Say how many lines contain the word "развития" and give no other text.

RECORDS FOR PROCESSING |
*-*-*

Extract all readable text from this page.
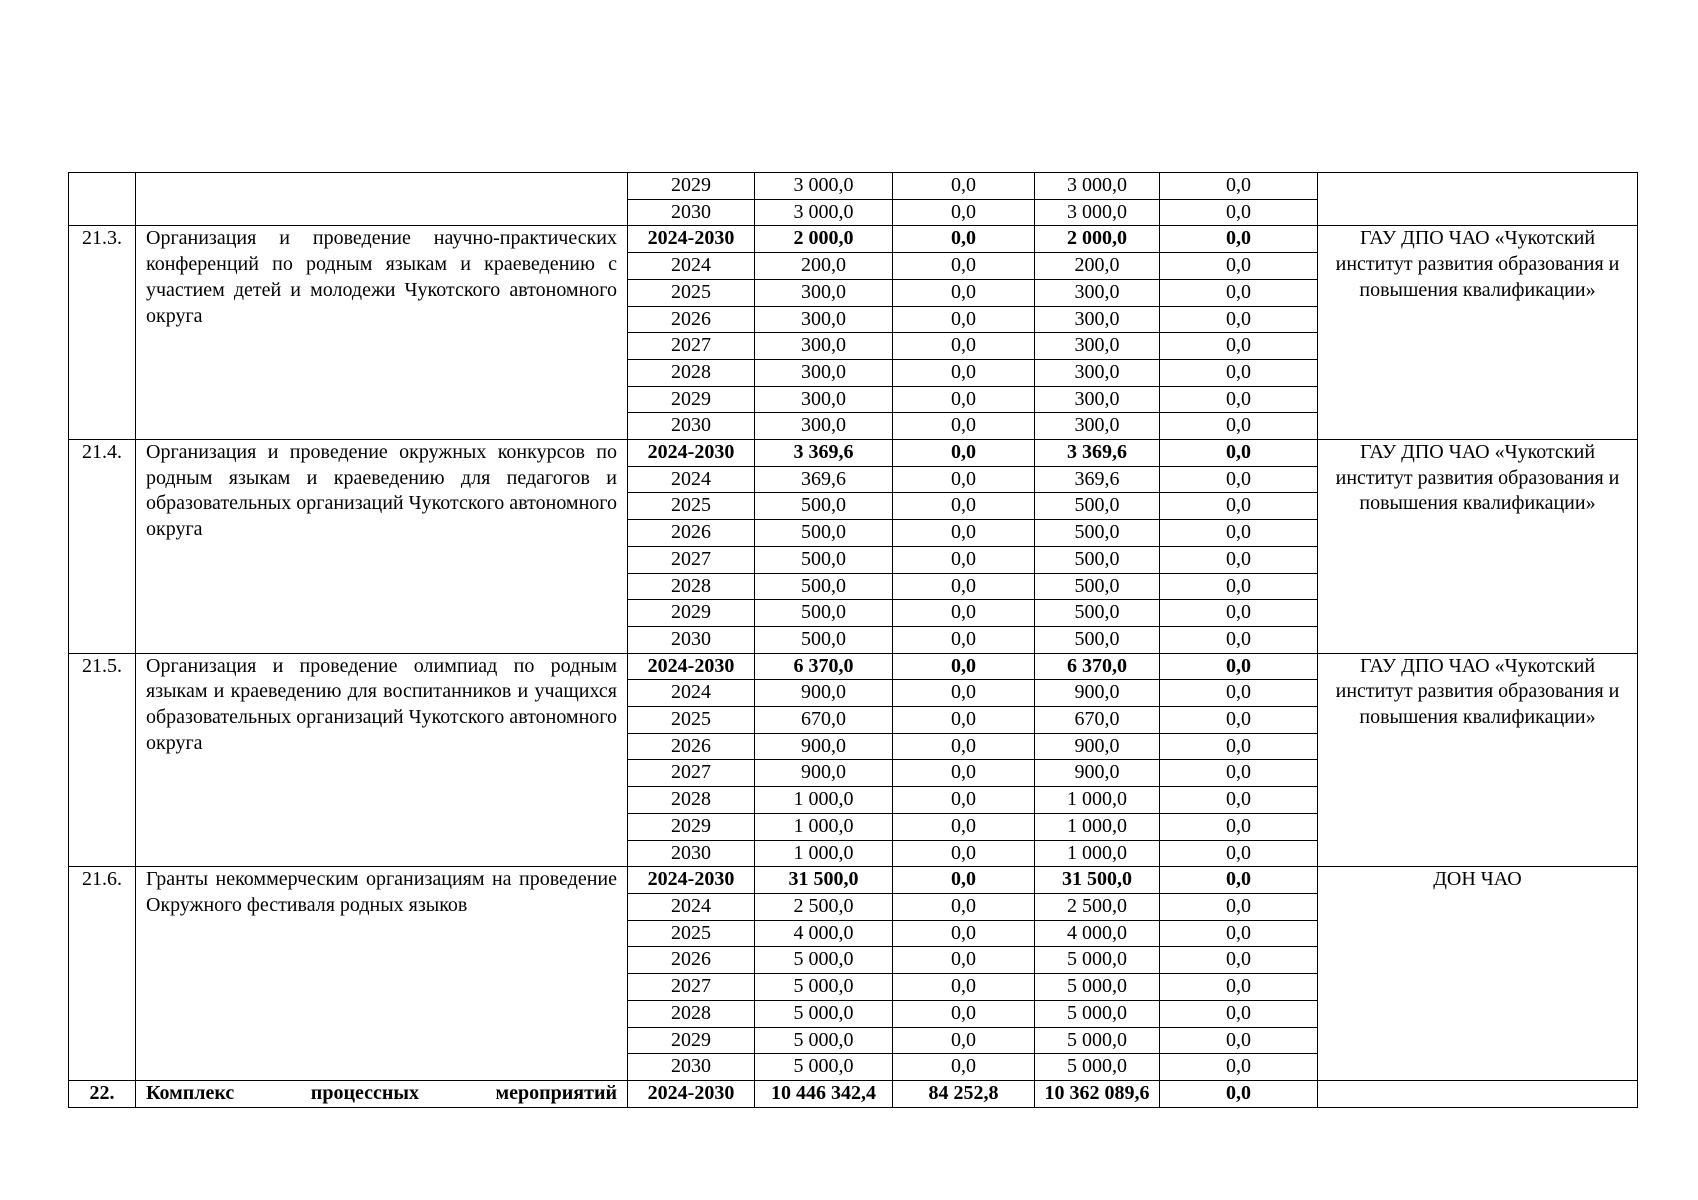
		2029	3 000,0	0,0	3 000,0	0,0	
		2030	3 000,0	0,0	3 000,0	0,0	
21.3.	Организация и проведение научно-практических конференций по родным языкам и краеведению с участием детей и молодежи Чукотского автономного округа	2024-2030	2 000,0	0,0	2 000,0	0,0	ГАУ ДПО ЧАО «Чукотский институт развития образования и повышения квалификации»

		2024	200,0	0,0	200,0	0,0	
		2025	300,0	0,0	300,0	0,0	
		2026	300,0	0,0	300,0	0,0	
		2027	300,0	0,0	300,0	0,0	
		2028	300,0	0,0	300,0	0,0	
		2029	300,0	0,0	300,0	0,0	
		2030	300,0	0,0	300,0	0,0	
21.4.	Организация и проведение окружных конкурсов по родным языкам и краеведению для педагогов и образовательных организаций Чукотского автономного округа	2024-2030	3 369,6	0,0	3 369,6	0,0	ГАУ ДПО ЧАО «Чукотский институт развития образования и повышения квалификации»

		2024	369,6	0,0	369,6	0,0	
		2025	500,0	0,0	500,0	0,0	
		2026	500,0	0,0	500,0	0,0	
		2027	500,0	0,0	500,0	0,0	
		2028	500,0	0,0	500,0	0,0	
		2029	500,0	0,0	500,0	0,0	
		2030	500,0	0,0	500,0	0,0	
21.5.	Организация и проведение олимпиад по родным языкам и краеведению для воспитанников и учащихся образовательных организаций Чукотского автономного округа	2024-2030	6 370,0	0,0	6 370,0	0,0	ГАУ ДПО ЧАО «Чукотский институт развития образования и повышения квалификации»

		2024	900,0	0,0	900,0	0,0	
		2025	670,0	0,0	670,0	0,0	
		2026	900,0	0,0	900,0	0,0	
		2027	900,0	0,0	900,0	0,0	
		2028	1 000,0	0,0	1 000,0	0,0	
		2029	1 000,0	0,0	1 000,0	0,0	
		2030	1 000,0	0,0	1 000,0	0,0	
21.6.	Гранты некоммерческим организациям на проведение Окружного фестиваля родных языков	2024-2030	31 500,0	0,0	31 500,0	0,0	ДОН ЧАО

		2024	2 500,0	0,0	2 500,0	0,0	
		2025	4 000,0	0,0	4 000,0	0,0	
		2026	5 000,0	0,0	5 000,0	0,0	
		2027	5 000,0	0,0	5 000,0	0,0	
		2028	5 000,0	0,0	5 000,0	0,0	
		2029	5 000,0	0,0	5 000,0	0,0	
		2030	5 000,0	0,0	5 000,0	0,0	
22.	Комплекс процессных мероприятий	2024-2030	10 446 342,4	84 252,8	10 362 089,6	0,0	
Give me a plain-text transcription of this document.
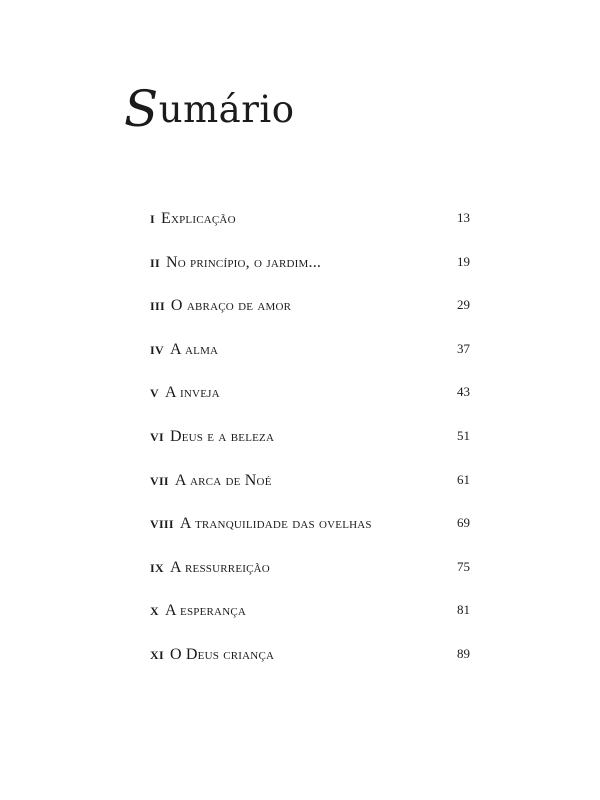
Sumário
I Explicação	13
II No princípio, o jardim...	19
III O abraço de amor	29
IV A alma	37
V A inveja	43
VI Deus e a beleza	51
VII A arca de Noé	61
VIII A tranquilidade das ovelhas	69
IX A ressurreição	75
X A esperança	81
XI O Deus criança	89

*-*-*

CORRECT RESULT |
3